## start

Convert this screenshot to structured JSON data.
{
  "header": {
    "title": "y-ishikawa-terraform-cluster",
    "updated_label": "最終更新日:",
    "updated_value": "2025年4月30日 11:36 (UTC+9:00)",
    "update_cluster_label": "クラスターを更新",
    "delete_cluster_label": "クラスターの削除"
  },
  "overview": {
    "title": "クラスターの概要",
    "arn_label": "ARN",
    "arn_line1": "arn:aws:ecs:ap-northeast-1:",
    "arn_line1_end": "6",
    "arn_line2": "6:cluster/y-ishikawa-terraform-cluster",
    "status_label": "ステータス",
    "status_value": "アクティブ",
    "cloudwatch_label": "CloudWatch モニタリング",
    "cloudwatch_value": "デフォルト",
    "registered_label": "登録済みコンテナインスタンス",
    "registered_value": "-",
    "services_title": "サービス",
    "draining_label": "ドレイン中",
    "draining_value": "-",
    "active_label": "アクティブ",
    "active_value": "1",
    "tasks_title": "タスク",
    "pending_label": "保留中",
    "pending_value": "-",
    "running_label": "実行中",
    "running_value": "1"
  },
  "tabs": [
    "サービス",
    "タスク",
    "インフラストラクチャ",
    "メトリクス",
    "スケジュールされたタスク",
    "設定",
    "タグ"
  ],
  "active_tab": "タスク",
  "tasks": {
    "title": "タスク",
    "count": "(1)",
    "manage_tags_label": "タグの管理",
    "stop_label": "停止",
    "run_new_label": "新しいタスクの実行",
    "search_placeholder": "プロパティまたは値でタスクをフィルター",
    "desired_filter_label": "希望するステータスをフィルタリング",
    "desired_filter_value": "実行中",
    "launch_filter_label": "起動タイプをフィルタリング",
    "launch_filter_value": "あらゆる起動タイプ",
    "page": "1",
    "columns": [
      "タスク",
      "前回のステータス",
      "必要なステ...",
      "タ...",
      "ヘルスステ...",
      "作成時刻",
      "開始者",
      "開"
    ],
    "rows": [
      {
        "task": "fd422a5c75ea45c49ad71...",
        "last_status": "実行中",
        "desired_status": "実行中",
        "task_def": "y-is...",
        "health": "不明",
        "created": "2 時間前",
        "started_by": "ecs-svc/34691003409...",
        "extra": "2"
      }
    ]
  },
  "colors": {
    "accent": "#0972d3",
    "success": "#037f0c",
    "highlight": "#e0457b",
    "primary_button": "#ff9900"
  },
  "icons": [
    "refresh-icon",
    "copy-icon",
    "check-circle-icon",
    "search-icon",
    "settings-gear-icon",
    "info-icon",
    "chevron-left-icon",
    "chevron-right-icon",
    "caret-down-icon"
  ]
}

## end

> _Stated goal_
Look through the entries above for the word "chevron". Copy every line where it shows up.

> _Written solution_
    "chevron-left-icon",
    "chevron-right-icon",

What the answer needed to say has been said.